(RECORDED INFORMATION)
**********
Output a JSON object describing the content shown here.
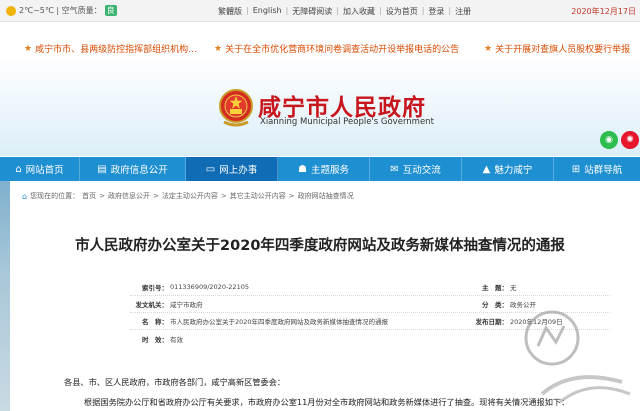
{
  "topbar": {
    "weather_text": "2℃~5℃ | 空气质量：",
    "weather_badge": "良",
    "links": [
      "繁體版",
      "English",
      "无障碍阅读",
      "加入收藏",
      "设为首页",
      "登录",
      "注册"
    ],
    "date": "2020年12月17日"
  },
  "ticker": {
    "items": [
      "咸宁市市、县两级防控指挥部组织机构…",
      "关于在全市优化营商环境问卷调查活动开设举报电话的公告",
      "关于开展对查旗人员股权要行举报"
    ]
  },
  "banner": {
    "title": "咸宁市人民政府",
    "subtitle": "Xianning Municipal People's Government"
  },
  "nav": {
    "items": [
      {
        "label": "网站首页",
        "icon": "home-icon"
      },
      {
        "label": "政府信息公开",
        "icon": "document-icon"
      },
      {
        "label": "网上办事",
        "icon": "monitor-icon"
      },
      {
        "label": "主题服务",
        "icon": "people-icon"
      },
      {
        "label": "互动交流",
        "icon": "chat-icon"
      },
      {
        "label": "魅力咸宁",
        "icon": "mountain-icon"
      },
      {
        "label": "站群导航",
        "icon": "sitemap-icon"
      }
    ],
    "active_index": 2,
    "colors": {
      "bar": "#1e8fd0",
      "active": "#0f6cb5"
    }
  },
  "breadcrumb": {
    "prefix": "您现在的位置：",
    "items": [
      "首页",
      "政府信息公开",
      "法定主动公开内容",
      "其它主动公开内容",
      "政府网站抽查情况"
    ]
  },
  "article": {
    "title": "市人民政府办公室关于2020年四季度政府网站及政务新媒体抽查情况的通报",
    "meta": {
      "index_label": "索引号：",
      "index_value": "011336909/2020-22105",
      "topic_label": "主　题：",
      "topic_value": "无",
      "org_label": "发文机关：",
      "org_value": "咸宁市政府",
      "category_label": "分　类：",
      "category_value": "政务公开",
      "name_label": "名　称：",
      "name_value": "市人民政府办公室关于2020年四季度政府网站及政务新媒体抽查情况的通报",
      "date_label": "发布日期：",
      "date_value": "2020年12月09日",
      "validity_label": "时　效：",
      "validity_value": "有效"
    },
    "para1": "各县、市、区人民政府，市政府各部门，咸宁高新区管委会：",
    "para2": "根据国务院办公厅和省政府办公厅有关要求，市政府办公室11月份对全市政府网站和政务新媒体进行了抽查。现将有关情况通报如下："
  }
}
**********
(TASK GOAL) Pictures are excluded; repeat every record exactly.

(THE RESULT)
Output a JSON object describing the content shown here.
{
  "topbar": {
    "weather_text": "2℃~5℃ | 空气质量：",
    "weather_badge": "良",
    "links": [
      "繁體版",
      "English",
      "无障碍阅读",
      "加入收藏",
      "设为首页",
      "登录",
      "注册"
    ],
    "date": "2020年12月17日"
  },
  "ticker": {
    "items": [
      "咸宁市市、县两级防控指挥部组织机构…",
      "关于在全市优化营商环境问卷调查活动开设举报电话的公告",
      "关于开展对查旗人员股权要行举报"
    ]
  },
  "banner": {
    "title": "咸宁市人民政府",
    "subtitle": "Xianning Municipal People's Government"
  },
  "nav": {
    "items": [
      {
        "label": "网站首页",
        "icon": "home-icon"
      },
      {
        "label": "政府信息公开",
        "icon": "document-icon"
      },
      {
        "label": "网上办事",
        "icon": "monitor-icon"
      },
      {
        "label": "主题服务",
        "icon": "people-icon"
      },
      {
        "label": "互动交流",
        "icon": "chat-icon"
      },
      {
        "label": "魅力咸宁",
        "icon": "mountain-icon"
      },
      {
        "label": "站群导航",
        "icon": "sitemap-icon"
      }
    ],
    "active_index": 2,
    "colors": {
      "bar": "#1e8fd0",
      "active": "#0f6cb5"
    }
  },
  "breadcrumb": {
    "prefix": "您现在的位置：",
    "items": [
      "首页",
      "政府信息公开",
      "法定主动公开内容",
      "其它主动公开内容",
      "政府网站抽查情况"
    ]
  },
  "article": {
    "title": "市人民政府办公室关于2020年四季度政府网站及政务新媒体抽查情况的通报",
    "meta": {
      "index_label": "索引号：",
      "index_value": "011336909/2020-22105",
      "topic_label": "主　题：",
      "topic_value": "无",
      "org_label": "发文机关：",
      "org_value": "咸宁市政府",
      "category_label": "分　类：",
      "category_value": "政务公开",
      "name_label": "名　称：",
      "name_value": "市人民政府办公室关于2020年四季度政府网站及政务新媒体抽查情况的通报",
      "date_label": "发布日期：",
      "date_value": "2020年12月09日",
      "validity_label": "时　效：",
      "validity_value": "有效"
    },
    "para1": "各县、市、区人民政府，市政府各部门，咸宁高新区管委会：",
    "para2": "根据国务院办公厅和省政府办公厅有关要求，市政府办公室11月份对全市政府网站和政务新媒体进行了抽查。现将有关情况通报如下："
  }
}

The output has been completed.